- [What is being asked]:
Which lines contain the word "name"? Return each of them as written.

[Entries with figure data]
________________________

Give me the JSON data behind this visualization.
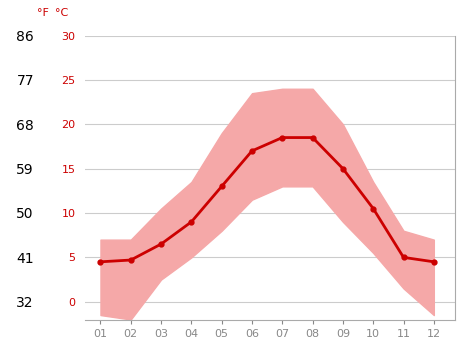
{
  "months": [
    1,
    2,
    3,
    4,
    5,
    6,
    7,
    8,
    9,
    10,
    11,
    12
  ],
  "month_labels": [
    "01",
    "02",
    "03",
    "04",
    "05",
    "06",
    "07",
    "08",
    "09",
    "10",
    "11",
    "12"
  ],
  "mean_temp_c": [
    4.5,
    4.7,
    6.5,
    9.0,
    13.0,
    17.0,
    18.5,
    18.5,
    15.0,
    10.5,
    5.0,
    4.5
  ],
  "max_temp_c": [
    7.0,
    7.0,
    10.5,
    13.5,
    19.0,
    23.5,
    24.0,
    24.0,
    20.0,
    13.5,
    8.0,
    7.0
  ],
  "min_temp_c": [
    -1.5,
    -2.0,
    2.5,
    5.0,
    8.0,
    11.5,
    13.0,
    13.0,
    9.0,
    5.5,
    1.5,
    -1.5
  ],
  "ylim": [
    -2,
    30
  ],
  "yticks_c": [
    0,
    5,
    10,
    15,
    20,
    25,
    30
  ],
  "yticks_f": [
    32,
    41,
    50,
    59,
    68,
    77,
    86
  ],
  "line_color": "#cc0000",
  "band_color": "#f5a8a8",
  "grid_color": "#cccccc",
  "spine_color": "#aaaaaa",
  "background_color": "#ffffff",
  "label_f": "°F",
  "label_c": "°C",
  "tick_color_y": "#cc0000",
  "tick_color_x": "#888888",
  "font_size": 8,
  "line_width": 2.0,
  "marker_size": 3.5
}
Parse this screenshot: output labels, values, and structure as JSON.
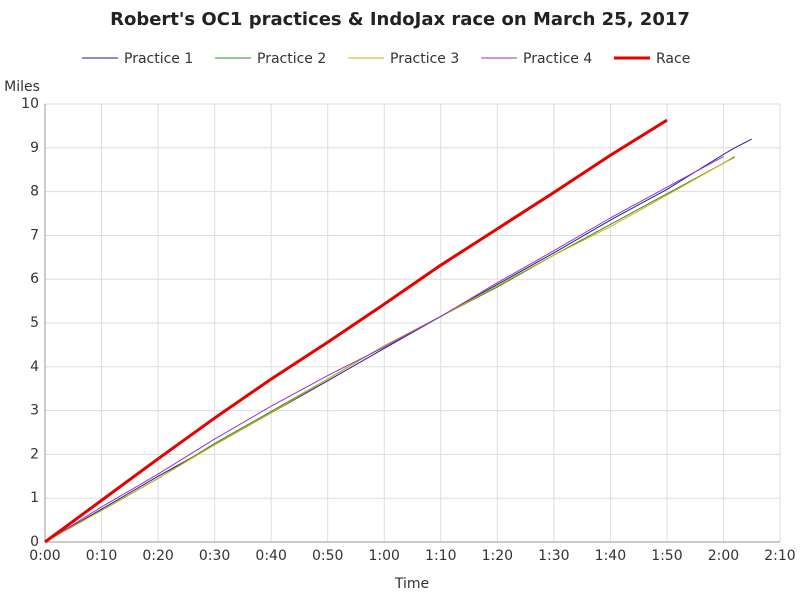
{
  "chart_data": {
    "type": "line",
    "title": "Robert's OC1 practices & IndoJax race on March 25, 2017",
    "x_label": "Time",
    "y_label": "Miles",
    "x": [
      0,
      10,
      20,
      30,
      40,
      50,
      60,
      70,
      80,
      90,
      100,
      110,
      120,
      122,
      125
    ],
    "series": [
      {
        "name": "Practice 1",
        "color": "#1c1c9e",
        "values": [
          0,
          0.75,
          1.5,
          2.22,
          2.95,
          3.68,
          4.42,
          5.15,
          5.88,
          6.6,
          7.35,
          8.05,
          8.85,
          9.0,
          9.2
        ]
      },
      {
        "name": "Practice 2",
        "color": "#2e8b2e",
        "values": [
          0,
          0.72,
          1.45,
          2.25,
          2.98,
          3.72,
          4.48,
          5.15,
          5.82,
          6.55,
          7.25,
          7.95,
          8.65,
          8.8,
          null
        ]
      },
      {
        "name": "Practice 3",
        "color": "#d4b000",
        "values": [
          0,
          0.72,
          1.45,
          2.22,
          2.95,
          3.72,
          4.48,
          5.15,
          5.85,
          6.55,
          7.2,
          7.92,
          8.65,
          8.78,
          null
        ]
      },
      {
        "name": "Practice 4",
        "color": "#9932cc",
        "values": [
          0,
          0.8,
          1.55,
          2.35,
          3.1,
          3.8,
          4.45,
          5.15,
          5.92,
          6.65,
          7.4,
          8.1,
          8.8,
          null,
          null
        ]
      },
      {
        "name": "Race",
        "color": "#e60000",
        "values": [
          0,
          0.95,
          1.9,
          2.83,
          3.72,
          4.56,
          5.43,
          6.32,
          7.15,
          7.98,
          8.83,
          9.63,
          null,
          null,
          null
        ]
      }
    ],
    "xlim": [
      0,
      130
    ],
    "xticks": [
      {
        "value": 0,
        "label": "0:00"
      },
      {
        "value": 10,
        "label": "0:10"
      },
      {
        "value": 20,
        "label": "0:20"
      },
      {
        "value": 30,
        "label": "0:30"
      },
      {
        "value": 40,
        "label": "0:40"
      },
      {
        "value": 50,
        "label": "0:50"
      },
      {
        "value": 60,
        "label": "1:00"
      },
      {
        "value": 70,
        "label": "1:10"
      },
      {
        "value": 80,
        "label": "1:20"
      },
      {
        "value": 90,
        "label": "1:30"
      },
      {
        "value": 100,
        "label": "1:40"
      },
      {
        "value": 110,
        "label": "1:50"
      },
      {
        "value": 120,
        "label": "2:00"
      },
      {
        "value": 130,
        "label": "2:10"
      }
    ],
    "ylim": [
      0,
      10
    ],
    "yticks": [
      0,
      1,
      2,
      3,
      4,
      5,
      6,
      7,
      8,
      9,
      10
    ],
    "grid": true
  }
}
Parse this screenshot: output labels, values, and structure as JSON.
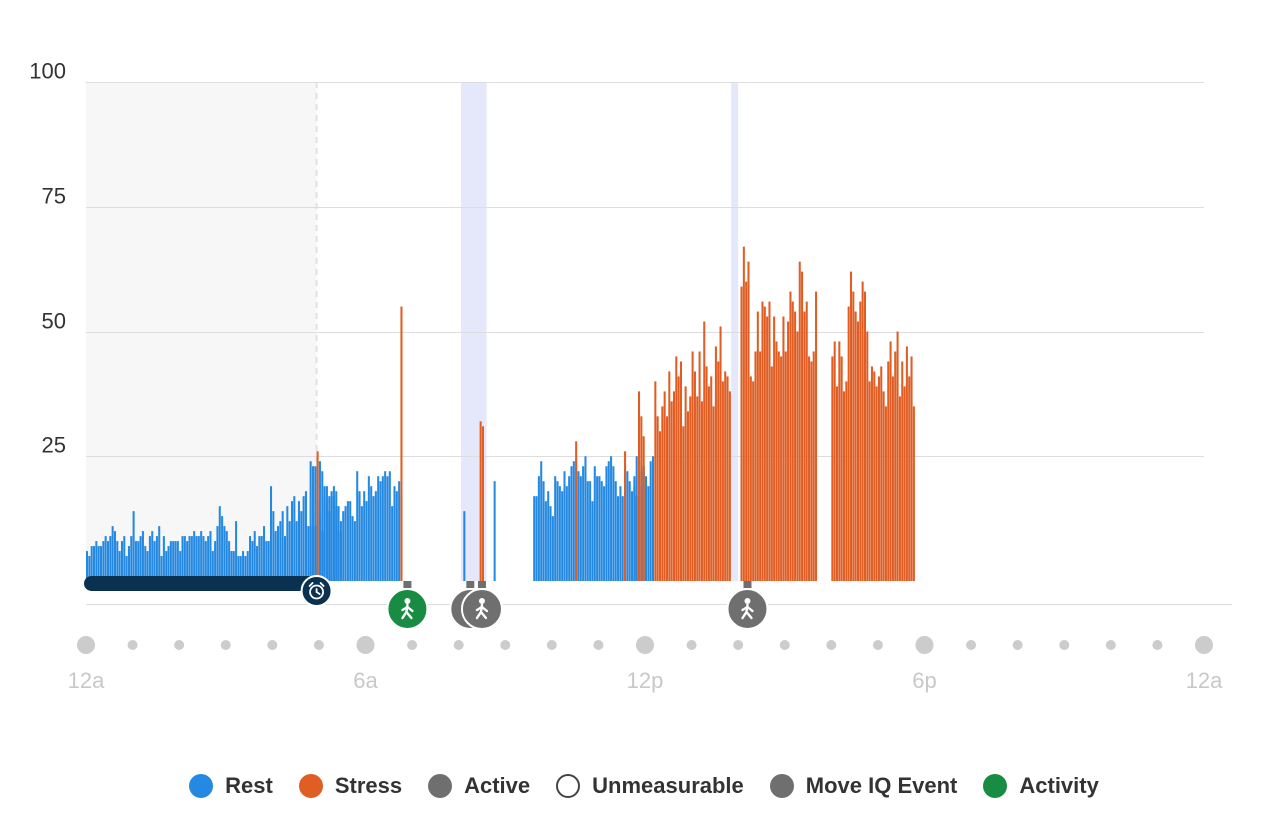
{
  "chart_data": {
    "type": "bar",
    "title": "",
    "xlabel": "",
    "ylabel": "",
    "ylim": [
      0,
      100
    ],
    "yticks": [
      25,
      50,
      75,
      100
    ],
    "xlim_hours": [
      0,
      24
    ],
    "xtick_labels": [
      "12a",
      "6a",
      "12p",
      "6p",
      "12a"
    ],
    "xtick_hours": [
      0,
      6,
      12,
      18,
      24
    ],
    "grid": true,
    "legend_position": "bottom",
    "colors": {
      "rest": "#2589e1",
      "stress": "#e05d23",
      "active": "#6f6f6f",
      "unmeasurable": "#ffffff",
      "move_iq": "#6f6f6f",
      "activity": "#178c42",
      "sleep_bar": "#0b3150",
      "sleep_shade": "#f7f7f7",
      "activity_band": "#e5e8fa",
      "grid": "#dddddd"
    },
    "series": [
      {
        "name": "Rest",
        "color": "#2589e1",
        "segments": [
          {
            "start_hour": 0.0,
            "interval_min": 3,
            "values": [
              6,
              5,
              7,
              7,
              8,
              7,
              7,
              8,
              9,
              8,
              9,
              11,
              10,
              8,
              6,
              8,
              9,
              5,
              7,
              9,
              14,
              8,
              8,
              9,
              10,
              7,
              6,
              9,
              10,
              8,
              9,
              11,
              5,
              9,
              6,
              7,
              8,
              8,
              8,
              8,
              6,
              9,
              9,
              8,
              9,
              9,
              10,
              9,
              9,
              10,
              9,
              8,
              9,
              10,
              6,
              8,
              11,
              15,
              13,
              11,
              10,
              8,
              6,
              6,
              12,
              5,
              5,
              6,
              5,
              6,
              9,
              8,
              10,
              7,
              9,
              9,
              11,
              8,
              8,
              19,
              14,
              10,
              11,
              12,
              14,
              9,
              15,
              12,
              16,
              17,
              12,
              16,
              14,
              17,
              18,
              11,
              11,
              11,
              11,
              16,
              13,
              10,
              17,
              19,
              17,
              18,
              19,
              15,
              10,
              10
            ]
          },
          {
            "start_hour": 4.8,
            "interval_min": 3,
            "values": [
              24,
              23,
              23,
              24,
              24,
              22,
              19,
              16,
              14,
              17,
              17,
              18,
              15,
              12,
              14,
              15,
              16,
              16,
              13,
              12,
              22,
              18,
              15,
              18,
              16,
              21,
              19,
              17,
              18,
              21,
              20,
              21,
              22,
              21,
              22,
              15,
              19,
              18,
              20,
              17
            ]
          },
          {
            "start_hour": 8.1,
            "interval_min": 3,
            "values": [
              14
            ]
          },
          {
            "start_hour": 8.75,
            "interval_min": 3,
            "values": [
              20
            ]
          },
          {
            "start_hour": 9.6,
            "interval_min": 3,
            "values": [
              17,
              17,
              21,
              24,
              20,
              16,
              18,
              15,
              13,
              21,
              20,
              19,
              18,
              22,
              19,
              21,
              23,
              24,
              24,
              22,
              21,
              23,
              25,
              20,
              20,
              16,
              23,
              21,
              21,
              20,
              19,
              23,
              24,
              25,
              23,
              20,
              17,
              19,
              17,
              23,
              22,
              20,
              18,
              19,
              17,
              21,
              19,
              23
            ]
          },
          {
            "start_hour": 11.75,
            "interval_min": 3,
            "values": [
              21,
              25,
              24,
              22,
              23,
              21,
              19,
              24,
              25
            ]
          }
        ]
      },
      {
        "name": "Stress",
        "color": "#e05d23",
        "segments": [
          {
            "start_hour": 4.95,
            "interval_min": 3,
            "values": [
              26
            ]
          },
          {
            "start_hour": 6.75,
            "interval_min": 3,
            "values": [
              55
            ]
          },
          {
            "start_hour": 8.45,
            "interval_min": 3,
            "values": [
              32,
              31
            ]
          },
          {
            "start_hour": 10.5,
            "interval_min": 3,
            "values": [
              28
            ]
          },
          {
            "start_hour": 11.55,
            "interval_min": 3,
            "values": [
              26
            ]
          },
          {
            "start_hour": 11.85,
            "interval_min": 3,
            "values": [
              38,
              33,
              29
            ]
          },
          {
            "start_hour": 12.2,
            "interval_min": 3,
            "values": [
              40,
              33,
              30,
              35,
              38,
              33,
              42,
              36,
              38,
              45,
              41,
              44,
              31,
              39,
              34,
              37,
              46,
              42,
              37,
              46,
              36,
              52,
              43,
              39,
              41,
              35,
              47,
              44,
              51,
              40,
              42,
              41,
              38
            ]
          },
          {
            "start_hour": 14.05,
            "interval_min": 3,
            "values": [
              59,
              67,
              60,
              64,
              41,
              40,
              46,
              54,
              46,
              56,
              55,
              53,
              56,
              43,
              53,
              48,
              46,
              45,
              53,
              46,
              52,
              58,
              56,
              54,
              50,
              64,
              62,
              54,
              56,
              45,
              44,
              46,
              58
            ]
          },
          {
            "start_hour": 16.0,
            "interval_min": 3,
            "values": [
              45,
              48,
              39,
              48,
              45,
              38,
              40,
              55,
              62,
              58,
              54,
              52,
              56,
              60,
              58,
              50,
              40,
              43,
              42,
              39,
              41,
              43,
              38,
              35,
              44,
              48,
              41,
              46,
              50,
              37,
              44,
              39,
              47,
              41,
              45,
              35
            ]
          }
        ]
      }
    ],
    "sleep_period_hours": [
      0,
      4.95
    ],
    "activity_band_hours": [
      [
        8.05,
        8.6
      ],
      [
        13.85,
        14.0
      ]
    ],
    "markers": [
      {
        "type": "sleep-end",
        "icon": "alarm-clock-icon",
        "hour": 4.95
      },
      {
        "type": "activity",
        "icon": "walking-icon",
        "hour": 6.9
      },
      {
        "type": "move-iq",
        "icon": "walking-icon",
        "hour": 8.25
      },
      {
        "type": "move-iq",
        "icon": "walking-icon",
        "hour": 8.5
      },
      {
        "type": "move-iq",
        "icon": "walking-icon",
        "hour": 14.2
      }
    ]
  },
  "legend": [
    {
      "label": "Rest",
      "color": "#2589e1",
      "style": "filled"
    },
    {
      "label": "Stress",
      "color": "#e05d23",
      "style": "filled"
    },
    {
      "label": "Active",
      "color": "#6f6f6f",
      "style": "filled"
    },
    {
      "label": "Unmeasurable",
      "color": "#ffffff",
      "style": "outline"
    },
    {
      "label": "Move IQ Event",
      "color": "#6f6f6f",
      "style": "filled"
    },
    {
      "label": "Activity",
      "color": "#178c42",
      "style": "filled"
    }
  ]
}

________________________

- [Task answer]:
        "name": "Practice 1",
        "name": "Practice 2",
        "name": "Practice 3",
        "name": "Practice 4",
        "name": "Race",
        "name": "Rest",
        "name": "Stress",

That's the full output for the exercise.